-------- INPUT MATERIAL --------

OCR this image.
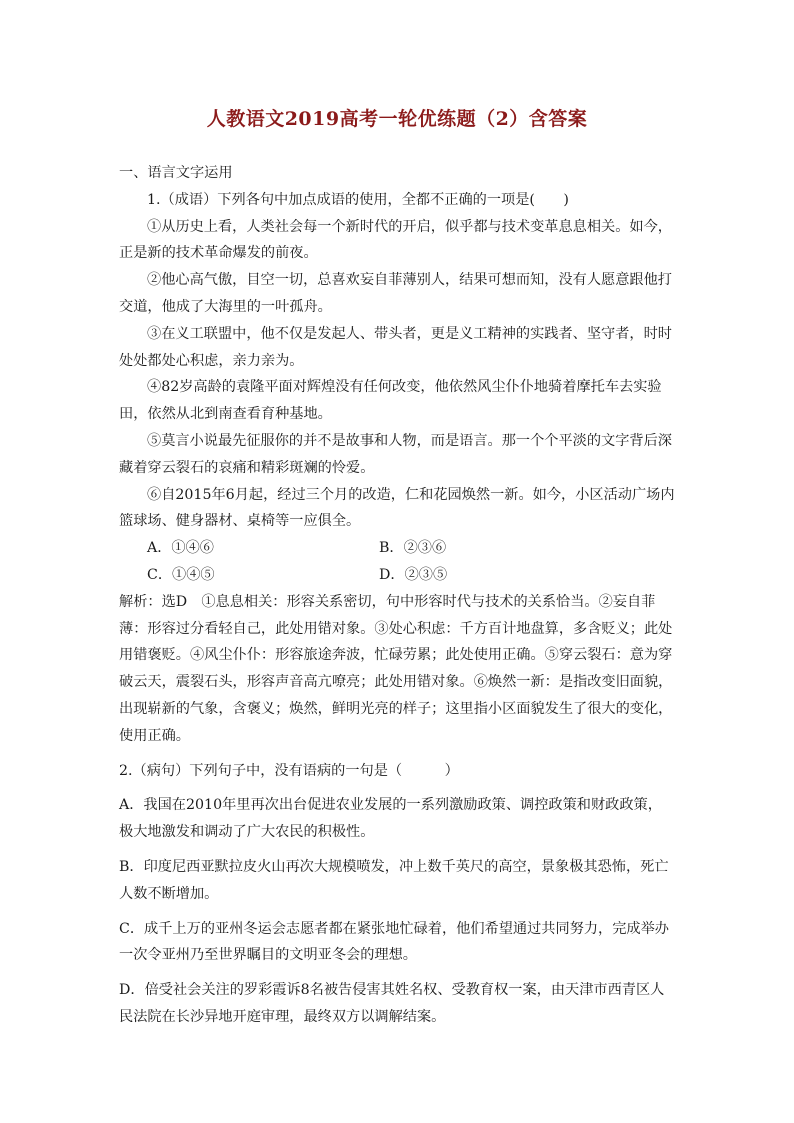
人教语文2019高考一轮优练题（2）含答案

一、语言文字运用

1.（成语）下列各句中加点成语的使用，全都不正确的一项是(　　)

①从历史上看，人类社会每一个新时代的开启，似乎都与技术变革息息相关。如今，正是新的技术革命爆发的前夜。

②他心高气傲，目空一切，总喜欢妄自菲薄别人，结果可想而知，没有人愿意跟他打交道，他成了大海里的一叶孤舟。

③在义工联盟中，他不仅是发起人、带头者，更是义工精神的实践者、坚守者，时时处处都处心积虑，亲力亲为。

④82岁高龄的袁隆平面对辉煌没有任何改变，他依然风尘仆仆地骑着摩托车去实验田，依然从北到南查看育种基地。

⑤莫言小说最先征服你的并不是故事和人物，而是语言。那一个个平淡的文字背后深藏着穿云裂石的哀痛和精彩斑斓的怜爱。

⑥自2015年6月起，经过三个月的改造，仁和花园焕然一新。如今，小区活动广场内篮球场、健身器材、桌椅等一应俱全。

A．①④⑥	B．②③⑥
C．①④⑤	D．②③⑤

解析：选D　①息息相关：形容关系密切，句中形容时代与技术的关系恰当。②妄自菲薄：形容过分看轻自己，此处用错对象。③处心积虑：千方百计地盘算，多含贬义；此处用错褒贬。④风尘仆仆：形容旅途奔波，忙碌劳累；此处使用正确。⑤穿云裂石：意为穿破云天，震裂石头，形容声音高亢嘹亮；此处用错对象。⑥焕然一新：是指改变旧面貌，出现崭新的气象，含褒义；焕然，鲜明光亮的样子；这里指小区面貌发生了很大的变化，使用正确。

2.（病句）下列句子中，没有语病的一句是（　　　）

A．我国在2010年里再次出台促进农业发展的一系列激励政策、调控政策和财政政策，极大地激发和调动了广大农民的积极性。

B．印度尼西亚默拉皮火山再次大规模喷发，冲上数千英尺的高空，景象极其恐怖，死亡人数不断增加。

C．成千上万的亚州冬运会志愿者都在紧张地忙碌着，他们希望通过共同努力，完成举办一次令亚州乃至世界瞩目的文明亚冬会的理想。

D．倍受社会关注的罗彩霞诉8名被告侵害其姓名权、受教育权一案，由天津市西青区人民法院在长沙异地开庭审理，最终双方以调解结案。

--------

--- WHAT YOU SHOULD DO ---
Restate the whole listing above exactly, except for its images.

--- FINAL RESULT ---
OCR this image.
人教语文2019高考一轮优练题（2）含答案

一、语言文字运用

1.（成语）下列各句中加点成语的使用，全都不正确的一项是(　　)

①从历史上看，人类社会每一个新时代的开启，似乎都与技术变革息息相关。如今，正是新的技术革命爆发的前夜。

②他心高气傲，目空一切，总喜欢妄自菲薄别人，结果可想而知，没有人愿意跟他打交道，他成了大海里的一叶孤舟。

③在义工联盟中，他不仅是发起人、带头者，更是义工精神的实践者、坚守者，时时处处都处心积虑，亲力亲为。

④82岁高龄的袁隆平面对辉煌没有任何改变，他依然风尘仆仆地骑着摩托车去实验田，依然从北到南查看育种基地。

⑤莫言小说最先征服你的并不是故事和人物，而是语言。那一个个平淡的文字背后深藏着穿云裂石的哀痛和精彩斑斓的怜爱。

⑥自2015年6月起，经过三个月的改造，仁和花园焕然一新。如今，小区活动广场内篮球场、健身器材、桌椅等一应俱全。

A．①④⑥	B．②③⑥
C．①④⑤	D．②③⑤

解析：选D　①息息相关：形容关系密切，句中形容时代与技术的关系恰当。②妄自菲薄：形容过分看轻自己，此处用错对象。③处心积虑：千方百计地盘算，多含贬义；此处用错褒贬。④风尘仆仆：形容旅途奔波，忙碌劳累；此处使用正确。⑤穿云裂石：意为穿破云天，震裂石头，形容声音高亢嘹亮；此处用错对象。⑥焕然一新：是指改变旧面貌，出现崭新的气象，含褒义；焕然，鲜明光亮的样子；这里指小区面貌发生了很大的变化，使用正确。

2.（病句）下列句子中，没有语病的一句是（　　　）

A．我国在2010年里再次出台促进农业发展的一系列激励政策、调控政策和财政政策，极大地激发和调动了广大农民的积极性。

B．印度尼西亚默拉皮火山再次大规模喷发，冲上数千英尺的高空，景象极其恐怖，死亡人数不断增加。

C．成千上万的亚州冬运会志愿者都在紧张地忙碌着，他们希望通过共同努力，完成举办一次令亚州乃至世界瞩目的文明亚冬会的理想。

D．倍受社会关注的罗彩霞诉8名被告侵害其姓名权、受教育权一案，由天津市西青区人民法院在长沙异地开庭审理，最终双方以调解结案。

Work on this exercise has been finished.